Collected data
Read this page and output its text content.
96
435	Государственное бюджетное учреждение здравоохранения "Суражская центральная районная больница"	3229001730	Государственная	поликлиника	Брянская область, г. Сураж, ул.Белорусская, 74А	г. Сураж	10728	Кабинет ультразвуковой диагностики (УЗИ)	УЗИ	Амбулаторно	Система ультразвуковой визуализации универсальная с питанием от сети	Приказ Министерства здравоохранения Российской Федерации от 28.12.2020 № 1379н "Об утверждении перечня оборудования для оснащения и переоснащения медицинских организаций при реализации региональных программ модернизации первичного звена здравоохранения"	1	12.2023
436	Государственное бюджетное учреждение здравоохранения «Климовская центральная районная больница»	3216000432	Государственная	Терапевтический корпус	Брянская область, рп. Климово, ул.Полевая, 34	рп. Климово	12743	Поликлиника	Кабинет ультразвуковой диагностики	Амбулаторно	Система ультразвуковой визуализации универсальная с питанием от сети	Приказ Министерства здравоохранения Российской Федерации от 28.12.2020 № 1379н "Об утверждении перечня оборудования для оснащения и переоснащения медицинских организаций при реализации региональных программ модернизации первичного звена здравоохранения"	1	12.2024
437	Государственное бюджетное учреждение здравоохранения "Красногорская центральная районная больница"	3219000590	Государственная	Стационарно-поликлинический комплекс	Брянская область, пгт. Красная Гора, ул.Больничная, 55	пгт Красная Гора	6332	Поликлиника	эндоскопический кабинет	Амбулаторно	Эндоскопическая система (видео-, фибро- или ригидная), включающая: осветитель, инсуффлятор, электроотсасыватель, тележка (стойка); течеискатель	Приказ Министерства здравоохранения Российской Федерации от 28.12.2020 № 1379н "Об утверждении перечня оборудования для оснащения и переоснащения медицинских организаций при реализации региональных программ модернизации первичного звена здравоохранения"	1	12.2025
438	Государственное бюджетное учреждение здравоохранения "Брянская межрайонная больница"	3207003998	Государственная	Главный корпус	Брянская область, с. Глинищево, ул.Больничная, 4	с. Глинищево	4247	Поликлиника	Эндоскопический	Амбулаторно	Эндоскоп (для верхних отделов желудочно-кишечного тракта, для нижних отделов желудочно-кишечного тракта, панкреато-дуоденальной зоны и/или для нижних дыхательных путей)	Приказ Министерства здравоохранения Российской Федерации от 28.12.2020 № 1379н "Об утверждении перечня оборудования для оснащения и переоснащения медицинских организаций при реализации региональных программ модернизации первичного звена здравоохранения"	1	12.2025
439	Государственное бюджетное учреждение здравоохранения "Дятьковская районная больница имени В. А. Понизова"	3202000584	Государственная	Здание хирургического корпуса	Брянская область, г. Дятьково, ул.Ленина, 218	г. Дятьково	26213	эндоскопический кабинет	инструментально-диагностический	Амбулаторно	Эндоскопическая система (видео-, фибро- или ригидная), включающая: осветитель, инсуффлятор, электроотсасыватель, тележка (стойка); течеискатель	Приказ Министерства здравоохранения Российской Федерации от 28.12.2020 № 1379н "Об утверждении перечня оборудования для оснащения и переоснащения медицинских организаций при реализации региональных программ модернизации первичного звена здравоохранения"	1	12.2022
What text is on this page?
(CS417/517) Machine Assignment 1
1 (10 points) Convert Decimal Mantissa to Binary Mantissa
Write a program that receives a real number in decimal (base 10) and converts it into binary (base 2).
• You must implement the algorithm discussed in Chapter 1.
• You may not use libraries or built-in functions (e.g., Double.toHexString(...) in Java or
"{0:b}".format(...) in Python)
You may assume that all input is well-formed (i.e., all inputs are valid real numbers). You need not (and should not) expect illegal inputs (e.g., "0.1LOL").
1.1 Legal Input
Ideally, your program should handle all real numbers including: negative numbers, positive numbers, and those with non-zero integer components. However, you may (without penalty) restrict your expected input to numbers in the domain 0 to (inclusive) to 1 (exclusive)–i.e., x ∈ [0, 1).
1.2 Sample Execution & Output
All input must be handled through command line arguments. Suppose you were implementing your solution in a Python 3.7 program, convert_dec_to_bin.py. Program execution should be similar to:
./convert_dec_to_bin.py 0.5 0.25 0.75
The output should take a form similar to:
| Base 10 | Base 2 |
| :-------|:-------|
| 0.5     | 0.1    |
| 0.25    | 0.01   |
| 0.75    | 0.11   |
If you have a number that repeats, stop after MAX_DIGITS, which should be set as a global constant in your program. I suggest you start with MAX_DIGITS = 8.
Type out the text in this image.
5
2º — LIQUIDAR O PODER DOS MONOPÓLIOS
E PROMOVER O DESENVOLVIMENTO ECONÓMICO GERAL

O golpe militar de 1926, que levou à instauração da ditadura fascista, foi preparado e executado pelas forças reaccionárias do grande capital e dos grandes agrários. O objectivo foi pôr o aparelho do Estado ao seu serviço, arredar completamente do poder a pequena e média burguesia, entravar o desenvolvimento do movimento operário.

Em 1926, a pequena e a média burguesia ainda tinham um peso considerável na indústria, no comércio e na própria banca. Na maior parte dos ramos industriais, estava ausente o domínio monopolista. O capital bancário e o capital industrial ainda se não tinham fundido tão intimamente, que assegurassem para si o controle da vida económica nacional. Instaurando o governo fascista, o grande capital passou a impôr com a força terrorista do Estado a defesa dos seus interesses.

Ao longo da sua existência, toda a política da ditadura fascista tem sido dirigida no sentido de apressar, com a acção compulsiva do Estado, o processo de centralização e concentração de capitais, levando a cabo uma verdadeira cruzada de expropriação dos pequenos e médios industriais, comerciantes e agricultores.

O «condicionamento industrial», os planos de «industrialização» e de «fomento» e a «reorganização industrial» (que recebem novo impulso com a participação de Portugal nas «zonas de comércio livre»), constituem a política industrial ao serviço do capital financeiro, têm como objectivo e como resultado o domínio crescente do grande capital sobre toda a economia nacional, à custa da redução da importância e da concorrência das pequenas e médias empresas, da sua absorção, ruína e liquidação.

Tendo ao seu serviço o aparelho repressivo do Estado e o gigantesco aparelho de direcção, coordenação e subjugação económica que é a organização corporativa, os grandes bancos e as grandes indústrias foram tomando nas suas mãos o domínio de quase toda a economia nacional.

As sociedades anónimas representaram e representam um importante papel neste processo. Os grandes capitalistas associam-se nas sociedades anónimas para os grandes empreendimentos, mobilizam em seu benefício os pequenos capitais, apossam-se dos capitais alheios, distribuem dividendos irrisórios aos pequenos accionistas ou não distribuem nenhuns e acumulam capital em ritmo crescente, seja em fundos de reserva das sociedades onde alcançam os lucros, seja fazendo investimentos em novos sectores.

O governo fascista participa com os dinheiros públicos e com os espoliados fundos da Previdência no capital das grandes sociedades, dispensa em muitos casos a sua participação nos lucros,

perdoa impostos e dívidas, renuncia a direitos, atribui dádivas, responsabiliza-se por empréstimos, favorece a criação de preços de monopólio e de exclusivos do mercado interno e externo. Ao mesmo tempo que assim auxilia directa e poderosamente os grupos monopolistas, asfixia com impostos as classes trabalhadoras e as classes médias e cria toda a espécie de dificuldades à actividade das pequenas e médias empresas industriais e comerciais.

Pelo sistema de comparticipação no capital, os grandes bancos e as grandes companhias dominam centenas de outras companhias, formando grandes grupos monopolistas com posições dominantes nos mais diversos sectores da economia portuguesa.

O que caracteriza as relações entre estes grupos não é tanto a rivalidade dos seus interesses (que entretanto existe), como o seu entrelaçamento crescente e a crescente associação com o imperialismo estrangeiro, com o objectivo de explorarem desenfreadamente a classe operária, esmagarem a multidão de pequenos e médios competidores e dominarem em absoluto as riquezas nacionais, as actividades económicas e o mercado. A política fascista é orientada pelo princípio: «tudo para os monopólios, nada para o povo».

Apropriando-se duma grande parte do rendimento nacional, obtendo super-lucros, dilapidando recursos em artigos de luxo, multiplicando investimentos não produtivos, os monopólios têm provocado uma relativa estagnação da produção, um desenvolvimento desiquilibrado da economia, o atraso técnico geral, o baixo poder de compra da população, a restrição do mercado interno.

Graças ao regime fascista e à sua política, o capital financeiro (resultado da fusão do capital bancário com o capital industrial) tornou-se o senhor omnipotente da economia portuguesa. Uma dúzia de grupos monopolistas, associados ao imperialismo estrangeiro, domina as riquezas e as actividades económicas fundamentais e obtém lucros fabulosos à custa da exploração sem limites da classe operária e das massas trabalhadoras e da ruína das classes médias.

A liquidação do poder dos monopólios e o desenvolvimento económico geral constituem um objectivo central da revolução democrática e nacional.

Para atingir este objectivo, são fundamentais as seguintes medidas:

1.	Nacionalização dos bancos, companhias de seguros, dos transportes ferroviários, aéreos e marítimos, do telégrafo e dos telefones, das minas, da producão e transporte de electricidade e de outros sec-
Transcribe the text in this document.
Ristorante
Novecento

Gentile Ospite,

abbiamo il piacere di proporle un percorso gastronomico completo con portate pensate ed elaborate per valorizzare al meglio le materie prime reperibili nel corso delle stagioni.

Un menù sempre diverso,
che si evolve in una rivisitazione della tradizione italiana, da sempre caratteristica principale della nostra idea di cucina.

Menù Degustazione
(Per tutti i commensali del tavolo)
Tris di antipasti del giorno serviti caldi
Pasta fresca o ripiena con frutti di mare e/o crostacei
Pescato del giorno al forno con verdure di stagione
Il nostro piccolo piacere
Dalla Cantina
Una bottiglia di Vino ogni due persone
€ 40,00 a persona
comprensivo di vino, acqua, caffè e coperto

• WHAT IS ASKED
Give only the count of lines in the data that include the string "this".

• TASK RESPONSE
4